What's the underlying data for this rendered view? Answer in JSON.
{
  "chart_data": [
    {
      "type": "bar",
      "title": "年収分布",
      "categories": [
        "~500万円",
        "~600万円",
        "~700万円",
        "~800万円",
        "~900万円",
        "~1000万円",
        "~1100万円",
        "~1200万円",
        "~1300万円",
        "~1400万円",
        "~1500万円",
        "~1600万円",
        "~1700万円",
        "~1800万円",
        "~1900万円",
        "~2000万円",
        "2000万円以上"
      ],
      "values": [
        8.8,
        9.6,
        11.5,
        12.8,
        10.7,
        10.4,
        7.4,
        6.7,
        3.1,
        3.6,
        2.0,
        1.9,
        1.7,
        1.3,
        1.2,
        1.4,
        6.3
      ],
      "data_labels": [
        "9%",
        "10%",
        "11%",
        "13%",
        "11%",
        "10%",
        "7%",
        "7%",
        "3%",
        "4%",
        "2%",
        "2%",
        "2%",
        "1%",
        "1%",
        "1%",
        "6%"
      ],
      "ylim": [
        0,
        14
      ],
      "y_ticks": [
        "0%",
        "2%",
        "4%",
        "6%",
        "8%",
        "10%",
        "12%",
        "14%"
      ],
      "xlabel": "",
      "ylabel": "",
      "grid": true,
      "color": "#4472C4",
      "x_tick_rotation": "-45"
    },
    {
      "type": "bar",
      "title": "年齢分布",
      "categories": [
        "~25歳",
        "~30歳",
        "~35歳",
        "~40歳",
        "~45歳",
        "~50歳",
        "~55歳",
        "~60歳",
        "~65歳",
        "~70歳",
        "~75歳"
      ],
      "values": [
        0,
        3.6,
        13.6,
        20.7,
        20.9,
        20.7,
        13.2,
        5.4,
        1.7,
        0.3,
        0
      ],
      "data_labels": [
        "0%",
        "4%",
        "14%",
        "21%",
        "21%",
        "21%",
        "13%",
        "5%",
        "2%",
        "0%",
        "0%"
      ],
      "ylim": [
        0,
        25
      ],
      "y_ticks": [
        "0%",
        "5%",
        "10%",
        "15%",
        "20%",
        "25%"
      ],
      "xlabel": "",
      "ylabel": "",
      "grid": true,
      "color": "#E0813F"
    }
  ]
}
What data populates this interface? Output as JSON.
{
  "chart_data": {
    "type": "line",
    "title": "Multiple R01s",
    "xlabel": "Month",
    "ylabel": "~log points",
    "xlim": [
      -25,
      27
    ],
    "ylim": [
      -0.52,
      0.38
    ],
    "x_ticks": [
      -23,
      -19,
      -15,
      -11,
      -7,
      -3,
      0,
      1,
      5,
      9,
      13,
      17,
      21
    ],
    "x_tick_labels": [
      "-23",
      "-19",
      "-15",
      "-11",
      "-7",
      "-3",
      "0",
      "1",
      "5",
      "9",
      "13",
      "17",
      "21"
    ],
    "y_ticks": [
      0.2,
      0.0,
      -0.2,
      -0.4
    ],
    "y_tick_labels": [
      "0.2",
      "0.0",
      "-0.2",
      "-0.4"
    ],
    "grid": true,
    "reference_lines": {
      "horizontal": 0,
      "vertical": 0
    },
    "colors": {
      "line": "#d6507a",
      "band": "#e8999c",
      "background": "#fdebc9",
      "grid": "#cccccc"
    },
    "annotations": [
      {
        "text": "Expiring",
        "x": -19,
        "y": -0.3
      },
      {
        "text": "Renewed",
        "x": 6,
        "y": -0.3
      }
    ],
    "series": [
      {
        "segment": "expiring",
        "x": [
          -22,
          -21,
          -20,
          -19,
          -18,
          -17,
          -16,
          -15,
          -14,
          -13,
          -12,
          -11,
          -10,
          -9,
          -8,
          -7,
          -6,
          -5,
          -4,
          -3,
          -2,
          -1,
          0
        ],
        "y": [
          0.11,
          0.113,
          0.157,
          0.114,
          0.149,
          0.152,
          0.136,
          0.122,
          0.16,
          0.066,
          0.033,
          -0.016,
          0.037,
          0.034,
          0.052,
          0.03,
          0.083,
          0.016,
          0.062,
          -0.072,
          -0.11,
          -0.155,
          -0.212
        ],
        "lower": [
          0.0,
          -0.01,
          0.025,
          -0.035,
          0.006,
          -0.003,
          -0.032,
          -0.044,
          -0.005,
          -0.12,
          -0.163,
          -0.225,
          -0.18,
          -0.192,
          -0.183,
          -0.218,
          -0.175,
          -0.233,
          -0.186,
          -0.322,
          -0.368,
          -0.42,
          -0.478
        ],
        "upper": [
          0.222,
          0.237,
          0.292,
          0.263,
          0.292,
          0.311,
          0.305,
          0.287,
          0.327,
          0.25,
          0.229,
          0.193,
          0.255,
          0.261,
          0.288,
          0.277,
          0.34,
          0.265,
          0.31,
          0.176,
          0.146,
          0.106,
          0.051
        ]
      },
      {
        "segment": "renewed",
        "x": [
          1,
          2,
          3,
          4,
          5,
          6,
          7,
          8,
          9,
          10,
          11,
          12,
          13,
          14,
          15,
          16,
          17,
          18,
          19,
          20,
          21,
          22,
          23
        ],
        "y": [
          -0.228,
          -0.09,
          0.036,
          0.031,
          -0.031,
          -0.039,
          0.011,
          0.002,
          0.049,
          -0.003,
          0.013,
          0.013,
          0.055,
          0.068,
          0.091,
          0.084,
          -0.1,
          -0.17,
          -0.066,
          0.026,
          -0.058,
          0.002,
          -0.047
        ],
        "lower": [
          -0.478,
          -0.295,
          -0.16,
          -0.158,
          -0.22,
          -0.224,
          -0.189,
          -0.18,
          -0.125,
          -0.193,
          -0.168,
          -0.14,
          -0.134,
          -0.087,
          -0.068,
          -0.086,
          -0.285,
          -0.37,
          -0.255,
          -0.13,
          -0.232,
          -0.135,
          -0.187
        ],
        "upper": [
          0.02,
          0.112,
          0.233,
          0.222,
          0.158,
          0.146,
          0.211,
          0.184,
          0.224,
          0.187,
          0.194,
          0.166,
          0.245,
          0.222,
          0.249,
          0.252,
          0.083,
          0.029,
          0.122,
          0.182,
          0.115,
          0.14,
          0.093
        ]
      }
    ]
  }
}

= = = =

▶ TASK REQUIREMENTS
Copy out each line in the listing that has the word "JSON".

▶ THE OUTPUT
What's the underlying data for this rendered view? Answer in JSON.
What data populates this interface? Output as JSON.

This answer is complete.